----- PROVIDED ENTRIES -----
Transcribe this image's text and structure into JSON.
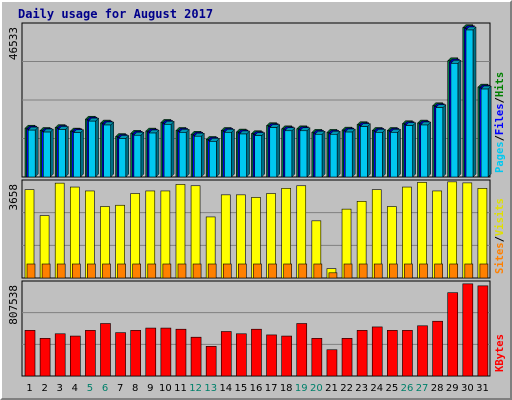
{
  "chart_data": {
    "type": "bar",
    "title": "Daily usage for August 2017",
    "categories": [
      "1",
      "2",
      "3",
      "4",
      "5",
      "6",
      "7",
      "8",
      "9",
      "10",
      "11",
      "12",
      "13",
      "14",
      "15",
      "16",
      "17",
      "18",
      "19",
      "20",
      "21",
      "22",
      "23",
      "24",
      "25",
      "26",
      "27",
      "28",
      "29",
      "30",
      "31"
    ],
    "weekend_days": [
      "5",
      "6",
      "12",
      "13",
      "19",
      "20",
      "26",
      "27"
    ],
    "panels": [
      {
        "name": "pages-files-hits",
        "axis_label": "46533",
        "ymax": 46533,
        "right_labels": [
          {
            "text": "Pages",
            "color": "#00c8f0"
          },
          {
            "text": "/",
            "color": "#000000"
          },
          {
            "text": "Files",
            "color": "#0000ff"
          },
          {
            "text": "/",
            "color": "#000000"
          },
          {
            "text": "Hits",
            "color": "#008000"
          }
        ],
        "series": [
          {
            "name": "Hits",
            "color": "#008040",
            "values": [
              15200,
              14500,
              15400,
              14300,
              18000,
              16800,
              12600,
              13600,
              14300,
              17000,
              14500,
              13300,
              11700,
              14500,
              14000,
              13500,
              16000,
              15000,
              15000,
              13900,
              13900,
              14600,
              16300,
              14500,
              14500,
              16600,
              16800,
              22200,
              36200,
              46533,
              28000
            ]
          },
          {
            "name": "Files",
            "color": "#0000ff",
            "values": [
              14900,
              14200,
              15100,
              14100,
              17700,
              16500,
              12300,
              13300,
              14000,
              16700,
              14200,
              13000,
              11400,
              14200,
              13700,
              13200,
              15700,
              14700,
              14700,
              13600,
              13600,
              14300,
              16000,
              14200,
              14200,
              16300,
              16500,
              21900,
              35800,
              46200,
              27700
            ]
          },
          {
            "name": "Pages",
            "color": "#00c8f0",
            "values": [
              14600,
              14000,
              14800,
              13800,
              17400,
              16200,
              12000,
              13000,
              13700,
              16400,
              13900,
              12700,
              11100,
              13900,
              13400,
              12900,
              15400,
              14400,
              14400,
              13300,
              13300,
              14000,
              15700,
              13900,
              13900,
              16000,
              16200,
              21600,
              35400,
              45800,
              27400
            ]
          }
        ]
      },
      {
        "name": "sites-visits",
        "axis_label": "3658",
        "ymax": 3658,
        "right_labels": [
          {
            "text": "Sites",
            "color": "#ff8000"
          },
          {
            "text": "/",
            "color": "#000000"
          },
          {
            "text": "Visits",
            "color": "#e0e000"
          }
        ],
        "series": [
          {
            "name": "Visits",
            "color": "#ffff00",
            "values": [
              3400,
              2400,
              3650,
              3500,
              3350,
              2750,
              2800,
              3250,
              3350,
              3350,
              3600,
              3550,
              2350,
              3200,
              3200,
              3100,
              3250,
              3450,
              3550,
              2200,
              360,
              2650,
              2950,
              3400,
              2750,
              3500,
              3680,
              3350,
              3700,
              3660,
              3450
            ]
          },
          {
            "name": "Sites",
            "color": "#ff8000",
            "values": [
              600,
              600,
              600,
              600,
              600,
              600,
              600,
              600,
              600,
              600,
              600,
              600,
              600,
              600,
              600,
              600,
              600,
              600,
              600,
              600,
              200,
              600,
              600,
              600,
              600,
              600,
              600,
              600,
              600,
              600,
              600
            ]
          }
        ]
      },
      {
        "name": "kbytes",
        "axis_label": "807538",
        "ymax": 807538,
        "right_labels": [
          {
            "text": "KBytes",
            "color": "#ff0000"
          }
        ],
        "series": [
          {
            "name": "KBytes",
            "color": "#ff0000",
            "values": [
              400000,
              330000,
              370000,
              350000,
              400000,
              460000,
              380000,
              400000,
              420000,
              420000,
              410000,
              340000,
              260000,
              390000,
              370000,
              410000,
              360000,
              350000,
              460000,
              330000,
              230000,
              330000,
              400000,
              430000,
              400000,
              400000,
              440000,
              480000,
              730000,
              807538,
              790000
            ]
          }
        ]
      }
    ]
  }
}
-----
» STATED EXERCISE: What you return should match the records above word for word, minus the pictures.

» TASK RESULT:
Transcribe this image's text and structure into JSON.
{
  "chart_data": {
    "type": "bar",
    "title": "Daily usage for August 2017",
    "categories": [
      "1",
      "2",
      "3",
      "4",
      "5",
      "6",
      "7",
      "8",
      "9",
      "10",
      "11",
      "12",
      "13",
      "14",
      "15",
      "16",
      "17",
      "18",
      "19",
      "20",
      "21",
      "22",
      "23",
      "24",
      "25",
      "26",
      "27",
      "28",
      "29",
      "30",
      "31"
    ],
    "weekend_days": [
      "5",
      "6",
      "12",
      "13",
      "19",
      "20",
      "26",
      "27"
    ],
    "panels": [
      {
        "name": "pages-files-hits",
        "axis_label": "46533",
        "ymax": 46533,
        "right_labels": [
          {
            "text": "Pages",
            "color": "#00c8f0"
          },
          {
            "text": "/",
            "color": "#000000"
          },
          {
            "text": "Files",
            "color": "#0000ff"
          },
          {
            "text": "/",
            "color": "#000000"
          },
          {
            "text": "Hits",
            "color": "#008000"
          }
        ],
        "series": [
          {
            "name": "Hits",
            "color": "#008040",
            "values": [
              15200,
              14500,
              15400,
              14300,
              18000,
              16800,
              12600,
              13600,
              14300,
              17000,
              14500,
              13300,
              11700,
              14500,
              14000,
              13500,
              16000,
              15000,
              15000,
              13900,
              13900,
              14600,
              16300,
              14500,
              14500,
              16600,
              16800,
              22200,
              36200,
              46533,
              28000
            ]
          },
          {
            "name": "Files",
            "color": "#0000ff",
            "values": [
              14900,
              14200,
              15100,
              14100,
              17700,
              16500,
              12300,
              13300,
              14000,
              16700,
              14200,
              13000,
              11400,
              14200,
              13700,
              13200,
              15700,
              14700,
              14700,
              13600,
              13600,
              14300,
              16000,
              14200,
              14200,
              16300,
              16500,
              21900,
              35800,
              46200,
              27700
            ]
          },
          {
            "name": "Pages",
            "color": "#00c8f0",
            "values": [
              14600,
              14000,
              14800,
              13800,
              17400,
              16200,
              12000,
              13000,
              13700,
              16400,
              13900,
              12700,
              11100,
              13900,
              13400,
              12900,
              15400,
              14400,
              14400,
              13300,
              13300,
              14000,
              15700,
              13900,
              13900,
              16000,
              16200,
              21600,
              35400,
              45800,
              27400
            ]
          }
        ]
      },
      {
        "name": "sites-visits",
        "axis_label": "3658",
        "ymax": 3658,
        "right_labels": [
          {
            "text": "Sites",
            "color": "#ff8000"
          },
          {
            "text": "/",
            "color": "#000000"
          },
          {
            "text": "Visits",
            "color": "#e0e000"
          }
        ],
        "series": [
          {
            "name": "Visits",
            "color": "#ffff00",
            "values": [
              3400,
              2400,
              3650,
              3500,
              3350,
              2750,
              2800,
              3250,
              3350,
              3350,
              3600,
              3550,
              2350,
              3200,
              3200,
              3100,
              3250,
              3450,
              3550,
              2200,
              360,
              2650,
              2950,
              3400,
              2750,
              3500,
              3680,
              3350,
              3700,
              3660,
              3450
            ]
          },
          {
            "name": "Sites",
            "color": "#ff8000",
            "values": [
              600,
              600,
              600,
              600,
              600,
              600,
              600,
              600,
              600,
              600,
              600,
              600,
              600,
              600,
              600,
              600,
              600,
              600,
              600,
              600,
              200,
              600,
              600,
              600,
              600,
              600,
              600,
              600,
              600,
              600,
              600
            ]
          }
        ]
      },
      {
        "name": "kbytes",
        "axis_label": "807538",
        "ymax": 807538,
        "right_labels": [
          {
            "text": "KBytes",
            "color": "#ff0000"
          }
        ],
        "series": [
          {
            "name": "KBytes",
            "color": "#ff0000",
            "values": [
              400000,
              330000,
              370000,
              350000,
              400000,
              460000,
              380000,
              400000,
              420000,
              420000,
              410000,
              340000,
              260000,
              390000,
              370000,
              410000,
              360000,
              350000,
              460000,
              330000,
              230000,
              330000,
              400000,
              430000,
              400000,
              400000,
              440000,
              480000,
              730000,
              807538,
              790000
            ]
          }
        ]
      }
    ]
  }
}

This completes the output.